===== Material provided =====
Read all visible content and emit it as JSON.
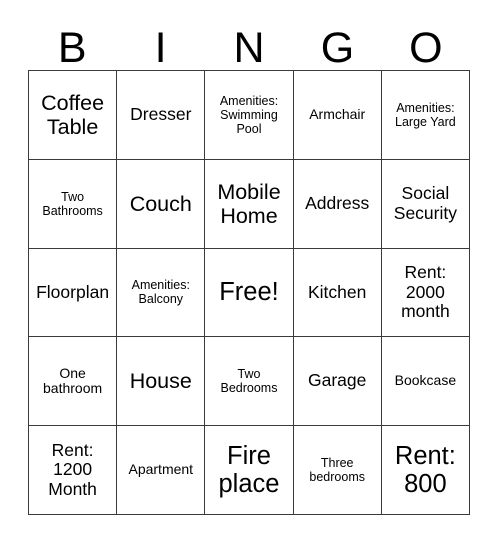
{
  "card": {
    "headers": [
      "B",
      "I",
      "N",
      "G",
      "O"
    ],
    "rows": [
      [
        {
          "text": "Coffee Table",
          "size": "fs-lg"
        },
        {
          "text": "Dresser",
          "size": "fs-md"
        },
        {
          "text": "Amenities: Swimming Pool",
          "size": "fs-xs"
        },
        {
          "text": "Armchair",
          "size": "fs-sm"
        },
        {
          "text": "Amenities: Large Yard",
          "size": "fs-xs"
        }
      ],
      [
        {
          "text": "Two Bathrooms",
          "size": "fs-xs"
        },
        {
          "text": "Couch",
          "size": "fs-lg"
        },
        {
          "text": "Mobile Home",
          "size": "fs-lg"
        },
        {
          "text": "Address",
          "size": "fs-md"
        },
        {
          "text": "Social Security",
          "size": "fs-md"
        }
      ],
      [
        {
          "text": "Floorplan",
          "size": "fs-md"
        },
        {
          "text": "Amenities: Balcony",
          "size": "fs-xs"
        },
        {
          "text": "Free!",
          "size": "fs-xl"
        },
        {
          "text": "Kitchen",
          "size": "fs-md"
        },
        {
          "text": "Rent: 2000 month",
          "size": "fs-md"
        }
      ],
      [
        {
          "text": "One bathroom",
          "size": "fs-sm"
        },
        {
          "text": "House",
          "size": "fs-lg"
        },
        {
          "text": "Two Bedrooms",
          "size": "fs-xs"
        },
        {
          "text": "Garage",
          "size": "fs-md"
        },
        {
          "text": "Bookcase",
          "size": "fs-sm"
        }
      ],
      [
        {
          "text": "Rent: 1200 Month",
          "size": "fs-md"
        },
        {
          "text": "Apartment",
          "size": "fs-sm"
        },
        {
          "text": "Fire place",
          "size": "fs-xl"
        },
        {
          "text": "Three bedrooms",
          "size": "fs-xs"
        },
        {
          "text": "Rent: 800",
          "size": "fs-xl"
        }
      ]
    ],
    "colors": {
      "text": "#000000",
      "border": "#3a3a3a",
      "background": "#ffffff"
    }
  }
}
=====
Repeat the material above word for word, please, apart from its images.

Read all visible content and emit it as JSON.
{
  "card": {
    "headers": [
      "B",
      "I",
      "N",
      "G",
      "O"
    ],
    "rows": [
      [
        {
          "text": "Coffee Table",
          "size": "fs-lg"
        },
        {
          "text": "Dresser",
          "size": "fs-md"
        },
        {
          "text": "Amenities: Swimming Pool",
          "size": "fs-xs"
        },
        {
          "text": "Armchair",
          "size": "fs-sm"
        },
        {
          "text": "Amenities: Large Yard",
          "size": "fs-xs"
        }
      ],
      [
        {
          "text": "Two Bathrooms",
          "size": "fs-xs"
        },
        {
          "text": "Couch",
          "size": "fs-lg"
        },
        {
          "text": "Mobile Home",
          "size": "fs-lg"
        },
        {
          "text": "Address",
          "size": "fs-md"
        },
        {
          "text": "Social Security",
          "size": "fs-md"
        }
      ],
      [
        {
          "text": "Floorplan",
          "size": "fs-md"
        },
        {
          "text": "Amenities: Balcony",
          "size": "fs-xs"
        },
        {
          "text": "Free!",
          "size": "fs-xl"
        },
        {
          "text": "Kitchen",
          "size": "fs-md"
        },
        {
          "text": "Rent: 2000 month",
          "size": "fs-md"
        }
      ],
      [
        {
          "text": "One bathroom",
          "size": "fs-sm"
        },
        {
          "text": "House",
          "size": "fs-lg"
        },
        {
          "text": "Two Bedrooms",
          "size": "fs-xs"
        },
        {
          "text": "Garage",
          "size": "fs-md"
        },
        {
          "text": "Bookcase",
          "size": "fs-sm"
        }
      ],
      [
        {
          "text": "Rent: 1200 Month",
          "size": "fs-md"
        },
        {
          "text": "Apartment",
          "size": "fs-sm"
        },
        {
          "text": "Fire place",
          "size": "fs-xl"
        },
        {
          "text": "Three bedrooms",
          "size": "fs-xs"
        },
        {
          "text": "Rent: 800",
          "size": "fs-xl"
        }
      ]
    ],
    "colors": {
      "text": "#000000",
      "border": "#3a3a3a",
      "background": "#ffffff"
    }
  }
}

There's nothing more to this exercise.